| The problem |
Exactly reproduce the lines that follow.

| Supplied information |
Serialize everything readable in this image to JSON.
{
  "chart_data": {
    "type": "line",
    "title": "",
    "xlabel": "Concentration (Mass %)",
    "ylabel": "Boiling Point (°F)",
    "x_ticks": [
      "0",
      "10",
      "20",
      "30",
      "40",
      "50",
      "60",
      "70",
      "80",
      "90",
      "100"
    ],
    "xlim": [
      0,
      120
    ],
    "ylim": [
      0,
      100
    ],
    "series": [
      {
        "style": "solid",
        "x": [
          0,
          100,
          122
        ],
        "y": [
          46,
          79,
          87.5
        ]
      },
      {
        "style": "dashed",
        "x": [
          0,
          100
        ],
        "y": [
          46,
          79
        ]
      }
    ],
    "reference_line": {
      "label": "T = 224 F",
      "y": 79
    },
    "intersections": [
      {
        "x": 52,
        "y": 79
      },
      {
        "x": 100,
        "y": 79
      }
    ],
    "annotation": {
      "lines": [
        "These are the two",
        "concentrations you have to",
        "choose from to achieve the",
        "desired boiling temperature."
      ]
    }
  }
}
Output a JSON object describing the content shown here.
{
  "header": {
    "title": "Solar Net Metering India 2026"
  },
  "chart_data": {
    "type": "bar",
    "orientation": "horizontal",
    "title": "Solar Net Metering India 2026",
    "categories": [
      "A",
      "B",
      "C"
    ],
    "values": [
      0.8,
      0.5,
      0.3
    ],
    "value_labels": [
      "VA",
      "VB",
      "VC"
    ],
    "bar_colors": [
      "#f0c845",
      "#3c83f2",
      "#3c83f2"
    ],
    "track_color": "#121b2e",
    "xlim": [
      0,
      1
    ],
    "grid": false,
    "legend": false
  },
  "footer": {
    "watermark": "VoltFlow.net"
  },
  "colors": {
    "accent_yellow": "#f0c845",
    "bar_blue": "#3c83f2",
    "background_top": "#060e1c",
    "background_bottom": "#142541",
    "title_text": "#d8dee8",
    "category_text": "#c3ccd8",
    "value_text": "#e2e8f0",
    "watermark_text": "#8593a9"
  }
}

| Expected answer |
Serialize everything readable in this image to JSON.
{
  "chart_data": {
    "type": "line",
    "title": "",
    "xlabel": "Concentration (Mass %)",
    "ylabel": "Boiling Point (°F)",
    "x_ticks": [
      "0",
      "10",
      "20",
      "30",
      "40",
      "50",
      "60",
      "70",
      "80",
      "90",
      "100"
    ],
    "xlim": [
      0,
      120
    ],
    "ylim": [
      0,
      100
    ],
    "series": [
      {
        "style": "solid",
        "x": [
          0,
          100,
          122
        ],
        "y": [
          46,
          79,
          87.5
        ]
      },
      {
        "style": "dashed",
        "x": [
          0,
          100
        ],
        "y": [
          46,
          79
        ]
      }
    ],
    "reference_line": {
      "label": "T = 224 F",
      "y": 79
    },
    "intersections": [
      {
        "x": 52,
        "y": 79
      },
      {
        "x": 100,
        "y": 79
      }
    ],
    "annotation": {
      "lines": [
        "These are the two",
        "concentrations you have to",
        "choose from to achieve the",
        "desired boiling temperature."
      ]
    }
  }
}
Output a JSON object describing the content shown here.
{
  "header": {
    "title": "Solar Net Metering India 2026"
  },
  "chart_data": {
    "type": "bar",
    "orientation": "horizontal",
    "title": "Solar Net Metering India 2026",
    "categories": [
      "A",
      "B",
      "C"
    ],
    "values": [
      0.8,
      0.5,
      0.3
    ],
    "value_labels": [
      "VA",
      "VB",
      "VC"
    ],
    "bar_colors": [
      "#f0c845",
      "#3c83f2",
      "#3c83f2"
    ],
    "track_color": "#121b2e",
    "xlim": [
      0,
      1
    ],
    "grid": false,
    "legend": false
  },
  "footer": {
    "watermark": "VoltFlow.net"
  },
  "colors": {
    "accent_yellow": "#f0c845",
    "bar_blue": "#3c83f2",
    "background_top": "#060e1c",
    "background_bottom": "#142541",
    "title_text": "#d8dee8",
    "category_text": "#c3ccd8",
    "value_text": "#e2e8f0",
    "watermark_text": "#8593a9"
  }
}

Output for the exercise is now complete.